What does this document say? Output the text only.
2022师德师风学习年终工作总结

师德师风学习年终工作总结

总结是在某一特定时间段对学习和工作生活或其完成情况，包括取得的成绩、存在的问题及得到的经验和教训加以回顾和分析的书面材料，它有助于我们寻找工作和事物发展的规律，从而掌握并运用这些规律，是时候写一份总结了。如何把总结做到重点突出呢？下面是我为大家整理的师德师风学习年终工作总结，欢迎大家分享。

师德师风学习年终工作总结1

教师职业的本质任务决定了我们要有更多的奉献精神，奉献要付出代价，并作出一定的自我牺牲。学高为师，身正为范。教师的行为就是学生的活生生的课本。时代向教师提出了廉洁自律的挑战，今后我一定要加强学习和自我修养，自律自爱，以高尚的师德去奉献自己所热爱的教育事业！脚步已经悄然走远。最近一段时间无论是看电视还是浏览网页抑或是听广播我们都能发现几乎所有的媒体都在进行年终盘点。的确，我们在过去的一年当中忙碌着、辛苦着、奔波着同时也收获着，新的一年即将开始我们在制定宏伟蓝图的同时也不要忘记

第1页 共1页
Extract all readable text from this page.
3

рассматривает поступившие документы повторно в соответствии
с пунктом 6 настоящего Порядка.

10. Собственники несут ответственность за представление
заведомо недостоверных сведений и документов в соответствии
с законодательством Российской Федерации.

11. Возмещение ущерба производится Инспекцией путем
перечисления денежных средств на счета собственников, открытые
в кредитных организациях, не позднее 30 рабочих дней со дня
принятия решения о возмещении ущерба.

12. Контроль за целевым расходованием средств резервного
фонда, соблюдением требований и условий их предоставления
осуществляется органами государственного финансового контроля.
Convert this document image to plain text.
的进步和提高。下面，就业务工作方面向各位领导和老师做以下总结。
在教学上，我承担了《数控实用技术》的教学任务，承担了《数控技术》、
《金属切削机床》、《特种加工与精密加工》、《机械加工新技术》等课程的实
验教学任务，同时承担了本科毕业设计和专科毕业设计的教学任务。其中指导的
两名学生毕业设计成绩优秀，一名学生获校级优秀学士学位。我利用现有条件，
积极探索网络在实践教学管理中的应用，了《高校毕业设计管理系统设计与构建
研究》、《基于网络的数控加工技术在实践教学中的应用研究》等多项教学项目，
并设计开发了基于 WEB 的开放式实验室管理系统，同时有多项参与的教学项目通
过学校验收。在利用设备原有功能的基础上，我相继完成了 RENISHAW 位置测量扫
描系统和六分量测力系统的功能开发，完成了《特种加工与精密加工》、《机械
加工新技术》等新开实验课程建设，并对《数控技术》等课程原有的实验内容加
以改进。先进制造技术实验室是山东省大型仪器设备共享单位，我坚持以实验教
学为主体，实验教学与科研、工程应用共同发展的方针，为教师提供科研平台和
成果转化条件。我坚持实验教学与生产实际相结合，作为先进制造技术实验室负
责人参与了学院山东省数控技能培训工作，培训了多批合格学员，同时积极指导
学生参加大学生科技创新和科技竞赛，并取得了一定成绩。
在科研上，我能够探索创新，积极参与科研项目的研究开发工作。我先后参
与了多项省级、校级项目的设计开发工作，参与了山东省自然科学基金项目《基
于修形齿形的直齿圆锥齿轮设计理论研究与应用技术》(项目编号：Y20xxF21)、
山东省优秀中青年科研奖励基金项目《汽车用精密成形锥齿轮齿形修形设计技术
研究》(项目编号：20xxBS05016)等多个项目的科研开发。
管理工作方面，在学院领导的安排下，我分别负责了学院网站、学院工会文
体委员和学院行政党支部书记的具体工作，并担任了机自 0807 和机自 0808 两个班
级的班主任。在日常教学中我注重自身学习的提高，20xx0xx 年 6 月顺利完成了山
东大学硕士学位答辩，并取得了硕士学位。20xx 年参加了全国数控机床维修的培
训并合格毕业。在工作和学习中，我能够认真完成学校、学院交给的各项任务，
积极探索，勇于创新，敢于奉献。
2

+ + + + + + +

- **Brief**
Search the records for the word "数控技术", then list every line that has it.

- **Result**
在教学上，我承担了《数控实用技术》的教学任务，承担了《数控技术》、
加工新技术》等新开实验课程建设，并对《数控技术》等课程原有的实验内容加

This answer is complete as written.